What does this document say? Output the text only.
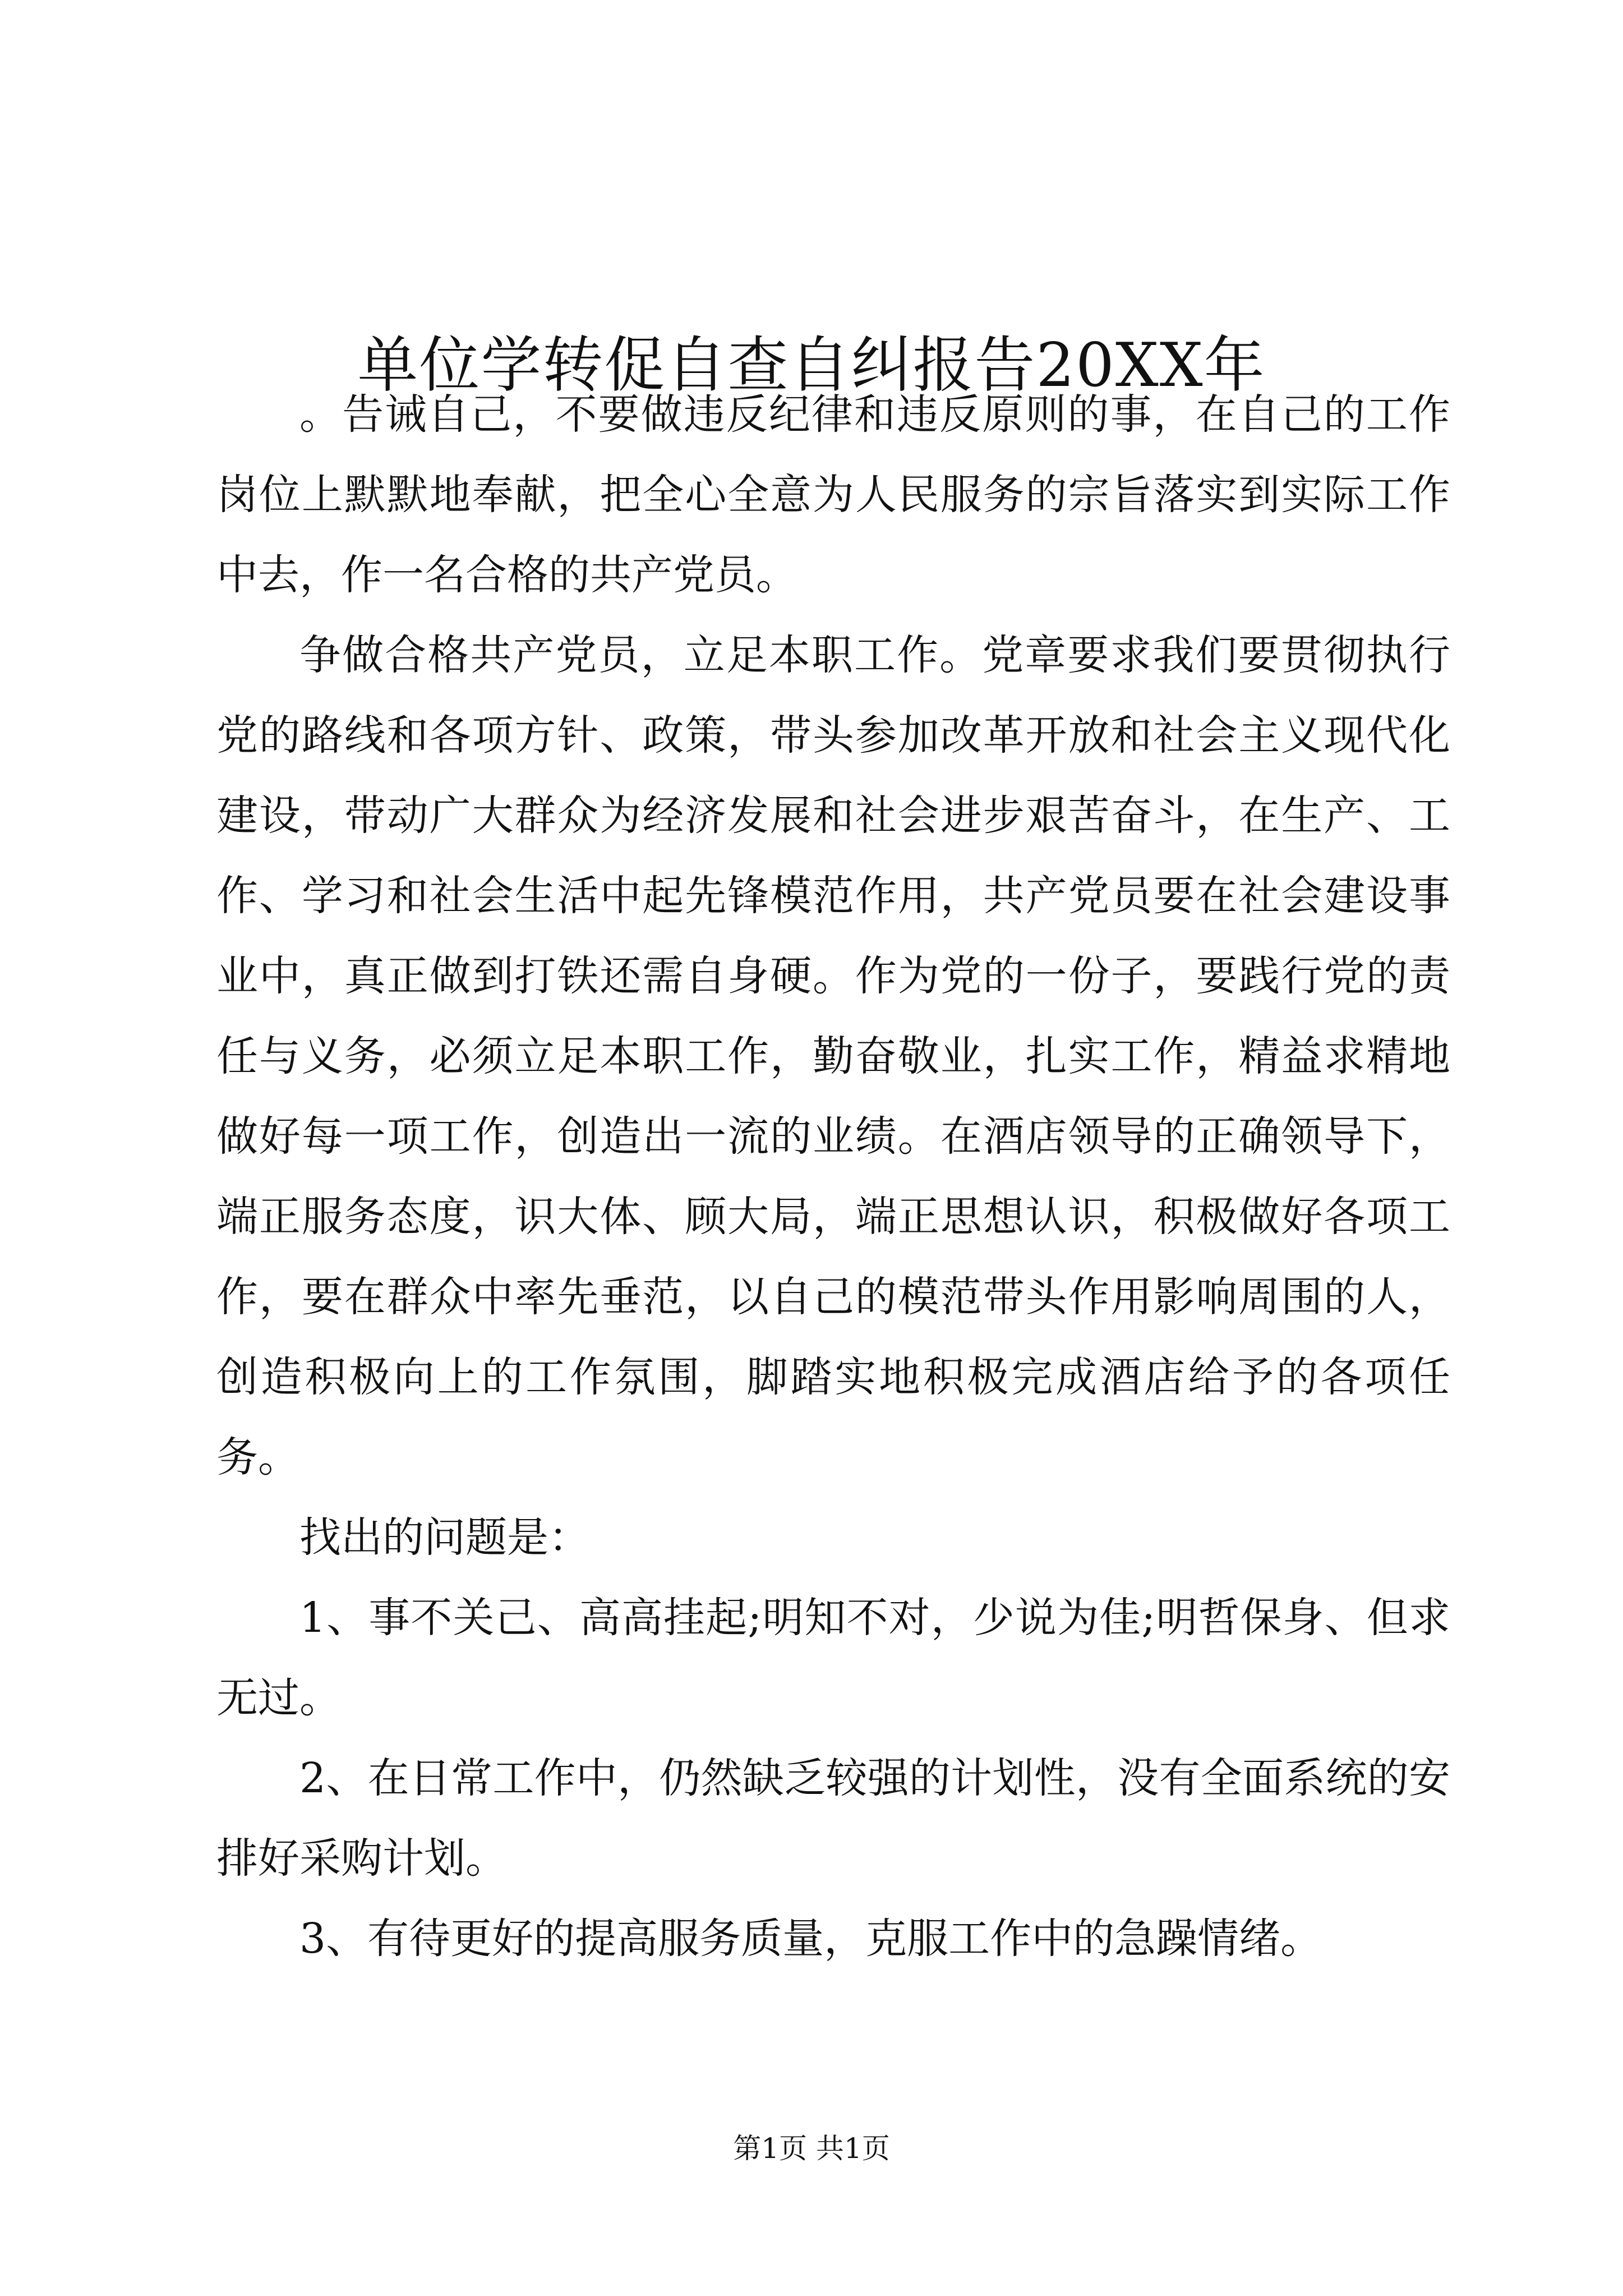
单位学转促自查自纠报告20XX年

。告诫自己，不要做违反纪律和违反原则的事，在自己的工作岗位上默默地奉献，把全心全意为人民服务的宗旨落实到实际工作中去，作一名合格的共产党员。

争做合格共产党员，立足本职工作。党章要求我们要贯彻执行党的路线和各项方针、政策，带头参加改革开放和社会主义现代化建设，带动广大群众为经济发展和社会进步艰苦奋斗，在生产、工作、学习和社会生活中起先锋模范作用，共产党员要在社会建设事业中，真正做到打铁还需自身硬。作为党的一份子，要践行党的责任与义务，必须立足本职工作，勤奋敬业，扎实工作，精益求精地做好每一项工作，创造出一流的业绩。在酒店领导的正确领导下，端正服务态度，识大体、顾大局，端正思想认识，积极做好各项工作，要在群众中率先垂范，以自己的模范带头作用影响周围的人，创造积极向上的工作氛围，脚踏实地积极完成酒店给予的各项任务。

找出的问题是：

1、事不关己、高高挂起;明知不对，少说为佳;明哲保身、但求无过。

2、在日常工作中，仍然缺乏较强的计划性，没有全面系统的安排好采购计划。

3、有待更好的提高服务质量，克服工作中的急躁情绪。

第1页 共1页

(Work to complete): Write out the entries above verbatim; the pictures do not belong in your copy.

(Written reply):
What does this document say? Output the text only.
单位学转促自查自纠报告20XX年

。告诫自己，不要做违反纪律和违反原则的事，在自己的工作岗位上默默地奉献，把全心全意为人民服务的宗旨落实到实际工作中去，作一名合格的共产党员。

争做合格共产党员，立足本职工作。党章要求我们要贯彻执行党的路线和各项方针、政策，带头参加改革开放和社会主义现代化建设，带动广大群众为经济发展和社会进步艰苦奋斗，在生产、工作、学习和社会生活中起先锋模范作用，共产党员要在社会建设事业中，真正做到打铁还需自身硬。作为党的一份子，要践行党的责任与义务，必须立足本职工作，勤奋敬业，扎实工作，精益求精地做好每一项工作，创造出一流的业绩。在酒店领导的正确领导下，端正服务态度，识大体、顾大局，端正思想认识，积极做好各项工作，要在群众中率先垂范，以自己的模范带头作用影响周围的人，创造积极向上的工作氛围，脚踏实地积极完成酒店给予的各项任务。

找出的问题是：

1、事不关己、高高挂起;明知不对，少说为佳;明哲保身、但求无过。

2、在日常工作中，仍然缺乏较强的计划性，没有全面系统的安排好采购计划。

3、有待更好的提高服务质量，克服工作中的急躁情绪。

第1页 共1页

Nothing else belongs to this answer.